TASK TO COMPLETE —
Count how many lines hold the string "date". Answer with that number and nothing more.

(Items from a figure collection)
--- begin ---

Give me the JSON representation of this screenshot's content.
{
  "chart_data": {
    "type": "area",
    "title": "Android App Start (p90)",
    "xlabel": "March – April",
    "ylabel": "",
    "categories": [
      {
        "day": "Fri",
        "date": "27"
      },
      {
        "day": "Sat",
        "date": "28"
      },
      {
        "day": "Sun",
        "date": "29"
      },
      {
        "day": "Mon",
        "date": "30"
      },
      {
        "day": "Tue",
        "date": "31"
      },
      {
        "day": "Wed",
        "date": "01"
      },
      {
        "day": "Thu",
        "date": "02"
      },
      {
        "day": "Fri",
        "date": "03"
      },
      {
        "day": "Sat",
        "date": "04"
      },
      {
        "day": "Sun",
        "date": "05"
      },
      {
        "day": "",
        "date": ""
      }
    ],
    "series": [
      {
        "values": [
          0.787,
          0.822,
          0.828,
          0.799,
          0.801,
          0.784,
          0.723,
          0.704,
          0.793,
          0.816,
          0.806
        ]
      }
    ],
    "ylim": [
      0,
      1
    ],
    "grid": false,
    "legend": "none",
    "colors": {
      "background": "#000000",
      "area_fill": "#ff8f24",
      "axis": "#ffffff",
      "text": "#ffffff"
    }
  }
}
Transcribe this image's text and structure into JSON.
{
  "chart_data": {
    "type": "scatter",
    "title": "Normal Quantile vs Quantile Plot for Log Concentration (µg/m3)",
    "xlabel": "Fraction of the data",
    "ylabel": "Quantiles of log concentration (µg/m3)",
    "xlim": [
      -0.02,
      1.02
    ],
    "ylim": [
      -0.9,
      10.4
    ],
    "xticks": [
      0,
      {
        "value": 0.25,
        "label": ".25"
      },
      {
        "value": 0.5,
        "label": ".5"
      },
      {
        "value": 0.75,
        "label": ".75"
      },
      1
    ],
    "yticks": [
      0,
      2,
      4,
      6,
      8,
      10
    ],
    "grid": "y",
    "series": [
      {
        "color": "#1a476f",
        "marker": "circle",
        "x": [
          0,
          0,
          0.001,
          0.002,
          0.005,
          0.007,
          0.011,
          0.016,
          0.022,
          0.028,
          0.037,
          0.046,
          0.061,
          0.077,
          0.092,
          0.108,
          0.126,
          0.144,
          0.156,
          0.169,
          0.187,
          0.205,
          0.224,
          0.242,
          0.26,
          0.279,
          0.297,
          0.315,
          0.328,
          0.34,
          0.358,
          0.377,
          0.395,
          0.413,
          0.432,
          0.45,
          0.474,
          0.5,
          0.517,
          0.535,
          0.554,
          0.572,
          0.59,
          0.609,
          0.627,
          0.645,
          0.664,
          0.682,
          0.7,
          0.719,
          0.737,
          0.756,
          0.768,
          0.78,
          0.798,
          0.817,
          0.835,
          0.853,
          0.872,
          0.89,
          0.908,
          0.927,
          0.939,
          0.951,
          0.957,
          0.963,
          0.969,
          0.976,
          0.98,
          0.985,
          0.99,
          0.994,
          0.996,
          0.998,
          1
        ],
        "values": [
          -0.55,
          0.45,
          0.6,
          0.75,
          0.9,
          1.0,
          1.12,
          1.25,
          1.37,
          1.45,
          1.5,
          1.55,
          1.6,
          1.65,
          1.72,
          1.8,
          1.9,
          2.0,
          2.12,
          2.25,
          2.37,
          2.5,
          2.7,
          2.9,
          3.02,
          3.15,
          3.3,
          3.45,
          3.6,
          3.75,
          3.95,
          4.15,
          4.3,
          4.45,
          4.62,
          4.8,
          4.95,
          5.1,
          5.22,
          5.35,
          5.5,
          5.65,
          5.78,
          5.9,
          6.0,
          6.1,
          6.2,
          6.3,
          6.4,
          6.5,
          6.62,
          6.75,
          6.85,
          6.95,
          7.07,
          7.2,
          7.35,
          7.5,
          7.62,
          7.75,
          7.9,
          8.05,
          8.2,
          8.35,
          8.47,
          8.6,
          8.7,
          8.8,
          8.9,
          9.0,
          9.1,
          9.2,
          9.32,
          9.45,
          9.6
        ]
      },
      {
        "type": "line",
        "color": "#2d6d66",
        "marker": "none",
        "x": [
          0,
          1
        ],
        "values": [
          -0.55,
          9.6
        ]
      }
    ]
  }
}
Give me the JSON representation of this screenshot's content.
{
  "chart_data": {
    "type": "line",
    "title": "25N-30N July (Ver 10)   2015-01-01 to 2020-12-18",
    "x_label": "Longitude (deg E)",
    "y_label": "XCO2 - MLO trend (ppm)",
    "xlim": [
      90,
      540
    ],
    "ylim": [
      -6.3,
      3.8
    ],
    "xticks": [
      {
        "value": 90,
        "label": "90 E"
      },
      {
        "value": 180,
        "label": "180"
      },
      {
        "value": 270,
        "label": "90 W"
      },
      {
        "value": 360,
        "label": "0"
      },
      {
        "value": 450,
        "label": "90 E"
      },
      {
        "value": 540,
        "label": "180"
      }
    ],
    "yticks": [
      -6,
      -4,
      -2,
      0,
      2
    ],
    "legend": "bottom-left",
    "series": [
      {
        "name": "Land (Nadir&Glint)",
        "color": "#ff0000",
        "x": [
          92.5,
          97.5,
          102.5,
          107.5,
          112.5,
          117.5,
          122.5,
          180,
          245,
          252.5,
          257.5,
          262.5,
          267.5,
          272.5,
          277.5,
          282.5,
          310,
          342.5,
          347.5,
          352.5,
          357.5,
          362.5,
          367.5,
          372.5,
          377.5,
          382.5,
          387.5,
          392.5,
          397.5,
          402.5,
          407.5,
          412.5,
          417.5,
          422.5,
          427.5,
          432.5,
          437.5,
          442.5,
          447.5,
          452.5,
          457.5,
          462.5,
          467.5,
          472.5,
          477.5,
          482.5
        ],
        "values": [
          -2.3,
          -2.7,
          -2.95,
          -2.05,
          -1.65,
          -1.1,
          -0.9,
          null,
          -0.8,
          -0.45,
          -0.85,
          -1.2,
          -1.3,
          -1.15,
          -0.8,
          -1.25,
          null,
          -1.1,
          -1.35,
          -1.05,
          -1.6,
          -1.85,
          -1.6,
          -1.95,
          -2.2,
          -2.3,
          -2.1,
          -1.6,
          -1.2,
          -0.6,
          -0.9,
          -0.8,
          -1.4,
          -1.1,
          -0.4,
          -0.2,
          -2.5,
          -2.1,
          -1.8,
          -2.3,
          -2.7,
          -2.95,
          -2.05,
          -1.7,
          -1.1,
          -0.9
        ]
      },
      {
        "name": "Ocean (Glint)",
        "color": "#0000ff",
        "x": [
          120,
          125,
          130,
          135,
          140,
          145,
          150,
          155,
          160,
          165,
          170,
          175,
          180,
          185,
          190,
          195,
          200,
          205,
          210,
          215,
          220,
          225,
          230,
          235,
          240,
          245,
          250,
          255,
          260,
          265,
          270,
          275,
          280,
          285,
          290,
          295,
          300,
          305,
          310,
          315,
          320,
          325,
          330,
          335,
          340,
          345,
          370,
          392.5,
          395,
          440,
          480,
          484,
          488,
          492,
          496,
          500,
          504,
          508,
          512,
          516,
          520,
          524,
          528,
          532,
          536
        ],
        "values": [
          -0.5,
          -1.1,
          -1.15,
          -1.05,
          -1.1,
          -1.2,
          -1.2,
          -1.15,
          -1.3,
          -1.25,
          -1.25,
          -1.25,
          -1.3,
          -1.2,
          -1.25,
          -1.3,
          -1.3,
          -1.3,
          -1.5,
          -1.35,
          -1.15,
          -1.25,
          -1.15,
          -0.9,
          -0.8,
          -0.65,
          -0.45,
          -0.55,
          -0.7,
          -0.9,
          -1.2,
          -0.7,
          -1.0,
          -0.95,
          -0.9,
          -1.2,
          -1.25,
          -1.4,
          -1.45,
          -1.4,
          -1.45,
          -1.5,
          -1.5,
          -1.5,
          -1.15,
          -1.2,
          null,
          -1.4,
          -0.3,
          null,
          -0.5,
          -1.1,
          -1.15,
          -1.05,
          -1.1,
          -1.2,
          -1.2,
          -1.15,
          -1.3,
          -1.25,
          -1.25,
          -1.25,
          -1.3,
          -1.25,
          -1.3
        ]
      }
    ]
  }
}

--- end ---

RESULT OF THIS TASK —
11